§ **WHAT THE EXERCISE ASKS**
Return everything from the start of the data down to the line containing "data-point (1595, 459, 1620, 485)", both ends included, as a JSON list of strings with one string per line and no blank lines.

─── DATA SUPPLIED ───

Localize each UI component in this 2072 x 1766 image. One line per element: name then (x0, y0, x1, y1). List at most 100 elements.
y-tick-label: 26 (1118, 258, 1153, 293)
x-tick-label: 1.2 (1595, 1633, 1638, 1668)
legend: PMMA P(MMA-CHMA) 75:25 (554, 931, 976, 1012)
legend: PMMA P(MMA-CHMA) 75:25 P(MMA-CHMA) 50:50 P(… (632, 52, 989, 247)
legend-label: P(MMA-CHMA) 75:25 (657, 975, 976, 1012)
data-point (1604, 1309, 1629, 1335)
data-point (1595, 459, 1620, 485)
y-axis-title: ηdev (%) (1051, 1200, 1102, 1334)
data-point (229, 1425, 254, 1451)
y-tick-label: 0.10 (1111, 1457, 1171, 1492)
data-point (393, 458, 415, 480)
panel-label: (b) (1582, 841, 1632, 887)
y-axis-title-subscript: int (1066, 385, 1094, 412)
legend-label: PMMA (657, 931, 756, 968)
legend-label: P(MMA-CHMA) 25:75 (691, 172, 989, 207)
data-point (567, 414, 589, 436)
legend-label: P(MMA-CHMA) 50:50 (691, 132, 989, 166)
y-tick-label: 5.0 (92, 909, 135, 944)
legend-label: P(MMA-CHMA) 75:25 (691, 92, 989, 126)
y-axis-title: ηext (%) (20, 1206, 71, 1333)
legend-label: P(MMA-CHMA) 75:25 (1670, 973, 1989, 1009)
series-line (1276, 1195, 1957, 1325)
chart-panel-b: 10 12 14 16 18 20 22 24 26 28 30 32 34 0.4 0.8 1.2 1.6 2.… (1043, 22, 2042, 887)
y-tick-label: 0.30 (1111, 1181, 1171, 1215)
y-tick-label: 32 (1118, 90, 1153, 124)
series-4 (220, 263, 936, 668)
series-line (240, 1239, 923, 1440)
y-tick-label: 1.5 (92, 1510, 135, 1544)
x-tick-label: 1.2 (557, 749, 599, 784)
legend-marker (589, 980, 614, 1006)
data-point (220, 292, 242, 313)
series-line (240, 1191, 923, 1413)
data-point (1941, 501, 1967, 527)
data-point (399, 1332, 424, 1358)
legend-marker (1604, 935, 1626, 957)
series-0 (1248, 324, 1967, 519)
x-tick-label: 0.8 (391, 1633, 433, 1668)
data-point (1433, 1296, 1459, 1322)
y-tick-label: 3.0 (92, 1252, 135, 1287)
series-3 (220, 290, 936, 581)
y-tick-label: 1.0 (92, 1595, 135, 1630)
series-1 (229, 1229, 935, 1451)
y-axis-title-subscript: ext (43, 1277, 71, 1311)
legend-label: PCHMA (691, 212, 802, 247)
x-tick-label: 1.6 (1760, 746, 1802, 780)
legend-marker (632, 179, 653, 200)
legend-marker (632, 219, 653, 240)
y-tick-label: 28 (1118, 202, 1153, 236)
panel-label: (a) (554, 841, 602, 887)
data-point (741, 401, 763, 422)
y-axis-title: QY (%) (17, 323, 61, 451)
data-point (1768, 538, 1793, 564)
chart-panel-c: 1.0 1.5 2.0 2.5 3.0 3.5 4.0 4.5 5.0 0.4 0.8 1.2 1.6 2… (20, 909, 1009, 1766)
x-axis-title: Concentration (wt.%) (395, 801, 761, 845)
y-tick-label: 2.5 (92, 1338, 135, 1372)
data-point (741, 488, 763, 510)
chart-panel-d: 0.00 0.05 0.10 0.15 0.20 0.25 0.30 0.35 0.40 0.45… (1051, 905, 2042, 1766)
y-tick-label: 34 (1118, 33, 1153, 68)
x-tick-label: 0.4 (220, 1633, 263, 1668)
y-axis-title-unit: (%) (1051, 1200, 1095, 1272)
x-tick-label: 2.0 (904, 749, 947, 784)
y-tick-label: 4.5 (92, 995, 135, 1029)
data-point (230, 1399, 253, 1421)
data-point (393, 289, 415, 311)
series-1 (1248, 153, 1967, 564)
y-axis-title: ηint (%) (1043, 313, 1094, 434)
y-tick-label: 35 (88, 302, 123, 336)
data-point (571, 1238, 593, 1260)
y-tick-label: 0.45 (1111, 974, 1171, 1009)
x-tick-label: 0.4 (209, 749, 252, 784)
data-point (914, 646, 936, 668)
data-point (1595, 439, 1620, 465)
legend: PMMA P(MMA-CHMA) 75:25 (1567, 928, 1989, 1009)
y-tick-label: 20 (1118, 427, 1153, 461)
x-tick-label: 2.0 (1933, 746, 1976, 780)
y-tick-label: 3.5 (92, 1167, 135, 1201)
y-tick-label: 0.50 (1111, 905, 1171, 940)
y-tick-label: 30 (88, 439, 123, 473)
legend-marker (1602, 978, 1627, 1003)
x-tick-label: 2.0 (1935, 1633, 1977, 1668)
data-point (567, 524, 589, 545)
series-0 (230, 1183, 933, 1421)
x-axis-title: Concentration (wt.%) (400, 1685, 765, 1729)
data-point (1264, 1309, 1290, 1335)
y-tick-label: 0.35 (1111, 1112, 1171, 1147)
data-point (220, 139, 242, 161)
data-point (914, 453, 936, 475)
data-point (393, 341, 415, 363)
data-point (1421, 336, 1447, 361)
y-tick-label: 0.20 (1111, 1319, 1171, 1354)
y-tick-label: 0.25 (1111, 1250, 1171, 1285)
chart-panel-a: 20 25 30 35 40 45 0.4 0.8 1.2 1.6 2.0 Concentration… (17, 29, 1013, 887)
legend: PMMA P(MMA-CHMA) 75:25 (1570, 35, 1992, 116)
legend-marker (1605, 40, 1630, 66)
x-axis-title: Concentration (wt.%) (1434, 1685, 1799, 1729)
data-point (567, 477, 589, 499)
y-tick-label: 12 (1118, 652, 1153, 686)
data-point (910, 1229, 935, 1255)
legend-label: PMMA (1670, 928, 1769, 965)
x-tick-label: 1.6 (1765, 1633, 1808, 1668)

───

§ **EXPECTED ANSWER**
[
  "Localize each UI component in this 2072 x 1766 image. One line per element: name then (x0, y0, x1, y1). List at most 100 elements.",
  "y-tick-label: 26 (1118, 258, 1153, 293)",
  "x-tick-label: 1.2 (1595, 1633, 1638, 1668)",
  "legend: PMMA P(MMA-CHMA) 75:25 (554, 931, 976, 1012)",
  "legend: PMMA P(MMA-CHMA) 75:25 P(MMA-CHMA) 50:50 P(… (632, 52, 989, 247)",
  "legend-label: P(MMA-CHMA) 75:25 (657, 975, 976, 1012)",
  "data-point (1604, 1309, 1629, 1335)",
  "data-point (1595, 459, 1620, 485)"
]